(Collected data entries)
※
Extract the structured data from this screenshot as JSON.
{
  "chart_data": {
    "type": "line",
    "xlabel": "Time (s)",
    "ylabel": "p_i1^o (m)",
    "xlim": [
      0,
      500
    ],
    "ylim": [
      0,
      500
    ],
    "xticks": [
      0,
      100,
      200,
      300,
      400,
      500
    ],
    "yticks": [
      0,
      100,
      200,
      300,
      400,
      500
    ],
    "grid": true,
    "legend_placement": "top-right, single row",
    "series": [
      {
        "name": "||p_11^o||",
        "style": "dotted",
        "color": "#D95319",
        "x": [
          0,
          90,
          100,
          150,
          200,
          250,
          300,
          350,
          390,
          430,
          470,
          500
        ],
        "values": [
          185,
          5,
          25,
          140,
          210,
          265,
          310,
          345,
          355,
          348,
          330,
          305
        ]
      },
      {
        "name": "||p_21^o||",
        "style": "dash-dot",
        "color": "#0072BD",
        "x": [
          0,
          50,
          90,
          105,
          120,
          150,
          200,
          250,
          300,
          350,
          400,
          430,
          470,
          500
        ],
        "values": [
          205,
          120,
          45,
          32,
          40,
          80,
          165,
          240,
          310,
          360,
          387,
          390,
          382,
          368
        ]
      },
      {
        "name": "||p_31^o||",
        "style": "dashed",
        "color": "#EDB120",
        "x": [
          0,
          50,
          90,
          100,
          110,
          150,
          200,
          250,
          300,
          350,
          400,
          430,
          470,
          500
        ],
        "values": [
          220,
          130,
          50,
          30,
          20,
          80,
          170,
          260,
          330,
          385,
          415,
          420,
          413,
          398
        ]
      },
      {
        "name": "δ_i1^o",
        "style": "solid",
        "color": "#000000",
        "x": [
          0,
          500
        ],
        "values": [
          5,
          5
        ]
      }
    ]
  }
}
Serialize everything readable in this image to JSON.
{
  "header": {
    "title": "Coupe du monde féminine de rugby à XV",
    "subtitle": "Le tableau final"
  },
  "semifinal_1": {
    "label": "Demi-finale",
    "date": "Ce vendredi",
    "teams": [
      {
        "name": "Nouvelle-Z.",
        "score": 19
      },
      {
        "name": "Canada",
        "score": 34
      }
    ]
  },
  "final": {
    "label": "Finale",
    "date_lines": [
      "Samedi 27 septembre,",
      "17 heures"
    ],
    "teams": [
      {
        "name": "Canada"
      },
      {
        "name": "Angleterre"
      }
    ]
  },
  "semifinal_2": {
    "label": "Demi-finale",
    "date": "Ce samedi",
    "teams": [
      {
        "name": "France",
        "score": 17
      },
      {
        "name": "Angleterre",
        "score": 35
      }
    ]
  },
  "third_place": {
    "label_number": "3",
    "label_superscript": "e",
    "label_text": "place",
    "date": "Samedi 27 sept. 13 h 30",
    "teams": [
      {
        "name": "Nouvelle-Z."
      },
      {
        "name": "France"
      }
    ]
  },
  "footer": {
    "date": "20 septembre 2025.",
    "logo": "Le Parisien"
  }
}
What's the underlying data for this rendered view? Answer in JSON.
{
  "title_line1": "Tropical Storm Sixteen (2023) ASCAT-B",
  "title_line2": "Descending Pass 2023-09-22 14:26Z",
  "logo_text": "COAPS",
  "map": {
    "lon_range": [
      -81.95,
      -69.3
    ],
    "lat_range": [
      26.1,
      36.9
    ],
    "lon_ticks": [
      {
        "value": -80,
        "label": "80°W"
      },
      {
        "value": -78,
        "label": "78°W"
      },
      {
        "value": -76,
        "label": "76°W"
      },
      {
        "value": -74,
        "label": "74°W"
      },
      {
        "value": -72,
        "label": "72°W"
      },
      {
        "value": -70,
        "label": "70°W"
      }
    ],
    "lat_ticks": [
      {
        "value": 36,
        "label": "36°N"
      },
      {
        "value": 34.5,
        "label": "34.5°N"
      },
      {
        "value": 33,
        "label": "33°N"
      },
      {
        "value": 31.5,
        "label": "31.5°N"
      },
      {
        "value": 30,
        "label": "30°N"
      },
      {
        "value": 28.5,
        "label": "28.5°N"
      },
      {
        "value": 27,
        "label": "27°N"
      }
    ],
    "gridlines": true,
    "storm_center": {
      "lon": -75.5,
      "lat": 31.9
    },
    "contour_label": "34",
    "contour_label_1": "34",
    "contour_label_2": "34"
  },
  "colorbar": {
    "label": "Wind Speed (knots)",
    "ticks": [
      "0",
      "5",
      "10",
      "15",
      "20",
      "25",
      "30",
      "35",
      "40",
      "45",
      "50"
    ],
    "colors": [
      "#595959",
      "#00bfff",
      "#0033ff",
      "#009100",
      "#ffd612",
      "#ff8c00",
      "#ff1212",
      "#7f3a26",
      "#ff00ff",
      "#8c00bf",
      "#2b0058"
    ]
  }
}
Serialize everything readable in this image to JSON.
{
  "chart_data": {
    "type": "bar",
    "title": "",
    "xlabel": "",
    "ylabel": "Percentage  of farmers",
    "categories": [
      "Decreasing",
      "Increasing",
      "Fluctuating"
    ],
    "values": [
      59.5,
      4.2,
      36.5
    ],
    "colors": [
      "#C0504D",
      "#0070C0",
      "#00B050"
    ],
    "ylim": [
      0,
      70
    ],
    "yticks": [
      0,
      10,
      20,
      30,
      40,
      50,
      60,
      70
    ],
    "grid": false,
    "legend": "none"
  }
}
※
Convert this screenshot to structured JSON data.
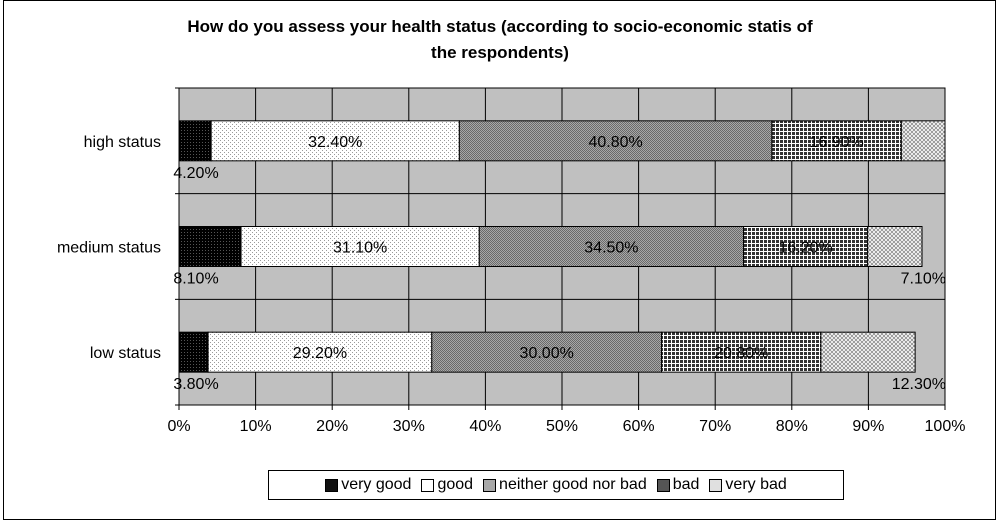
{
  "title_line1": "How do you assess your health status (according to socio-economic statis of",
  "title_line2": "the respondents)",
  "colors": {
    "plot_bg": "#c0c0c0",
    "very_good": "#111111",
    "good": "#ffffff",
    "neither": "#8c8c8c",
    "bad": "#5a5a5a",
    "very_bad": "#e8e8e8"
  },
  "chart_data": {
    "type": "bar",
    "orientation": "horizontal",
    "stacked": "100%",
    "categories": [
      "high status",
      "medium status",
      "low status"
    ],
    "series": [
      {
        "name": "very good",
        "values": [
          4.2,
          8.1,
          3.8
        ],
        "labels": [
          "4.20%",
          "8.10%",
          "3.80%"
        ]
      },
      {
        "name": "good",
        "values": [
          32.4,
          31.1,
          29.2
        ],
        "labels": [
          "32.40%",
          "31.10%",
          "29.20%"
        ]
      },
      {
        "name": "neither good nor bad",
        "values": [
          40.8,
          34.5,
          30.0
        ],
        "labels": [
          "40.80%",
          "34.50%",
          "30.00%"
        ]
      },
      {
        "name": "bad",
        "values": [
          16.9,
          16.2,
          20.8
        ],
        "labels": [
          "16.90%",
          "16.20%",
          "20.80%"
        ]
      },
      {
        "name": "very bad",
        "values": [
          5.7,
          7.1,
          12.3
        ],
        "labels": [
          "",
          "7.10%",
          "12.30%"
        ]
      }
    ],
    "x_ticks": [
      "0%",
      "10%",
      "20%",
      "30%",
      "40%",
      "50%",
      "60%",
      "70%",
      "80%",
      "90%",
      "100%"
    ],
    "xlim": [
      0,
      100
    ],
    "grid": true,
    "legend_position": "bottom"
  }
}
※
Instruction: Each line that has the word "this" counts once. How many such lines are in the data? Give the number alone.

Task answer: 5